Stored records
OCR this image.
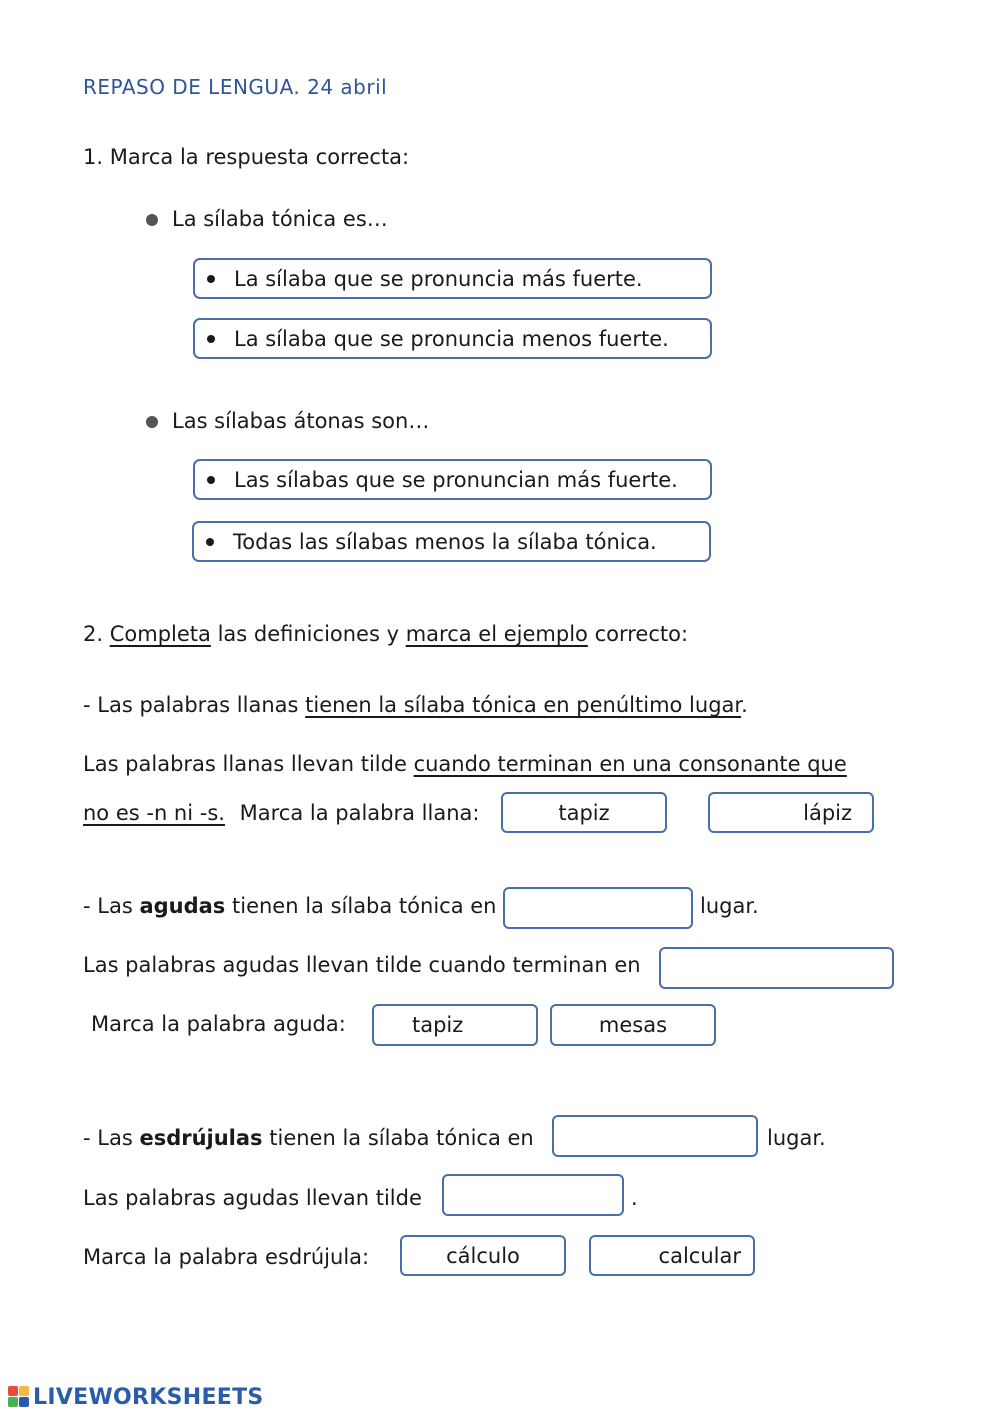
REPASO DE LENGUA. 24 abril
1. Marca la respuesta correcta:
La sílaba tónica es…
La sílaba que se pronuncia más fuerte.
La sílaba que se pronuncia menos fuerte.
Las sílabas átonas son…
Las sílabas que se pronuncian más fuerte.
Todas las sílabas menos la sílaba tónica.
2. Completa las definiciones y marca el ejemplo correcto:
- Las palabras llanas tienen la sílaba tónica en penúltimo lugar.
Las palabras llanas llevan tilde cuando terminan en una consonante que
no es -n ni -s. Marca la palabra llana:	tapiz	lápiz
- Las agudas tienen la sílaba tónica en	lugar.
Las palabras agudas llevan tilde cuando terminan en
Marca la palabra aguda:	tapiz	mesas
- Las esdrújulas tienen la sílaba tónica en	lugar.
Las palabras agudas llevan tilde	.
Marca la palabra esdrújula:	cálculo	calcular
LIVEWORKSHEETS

▸ **WHAT TO WORK ON**: Copy all of the entries verbatim, leaving out any pictures they contain.

▸ **FINAL RESULT**:
OCR this image.
REPASO DE LENGUA. 24 abril
1. Marca la respuesta correcta:
La sílaba tónica es…
La sílaba que se pronuncia más fuerte.
La sílaba que se pronuncia menos fuerte.
Las sílabas átonas son…
Las sílabas que se pronuncian más fuerte.
Todas las sílabas menos la sílaba tónica.
2. Completa las definiciones y marca el ejemplo correcto:
- Las palabras llanas tienen la sílaba tónica en penúltimo lugar.
Las palabras llanas llevan tilde cuando terminan en una consonante que
no es -n ni -s. Marca la palabra llana:	tapiz	lápiz
- Las agudas tienen la sílaba tónica en	lugar.
Las palabras agudas llevan tilde cuando terminan en
Marca la palabra aguda:	tapiz	mesas
- Las esdrújulas tienen la sílaba tónica en	lugar.
Las palabras agudas llevan tilde	.
Marca la palabra esdrújula:	cálculo	calcular
LIVEWORKSHEETS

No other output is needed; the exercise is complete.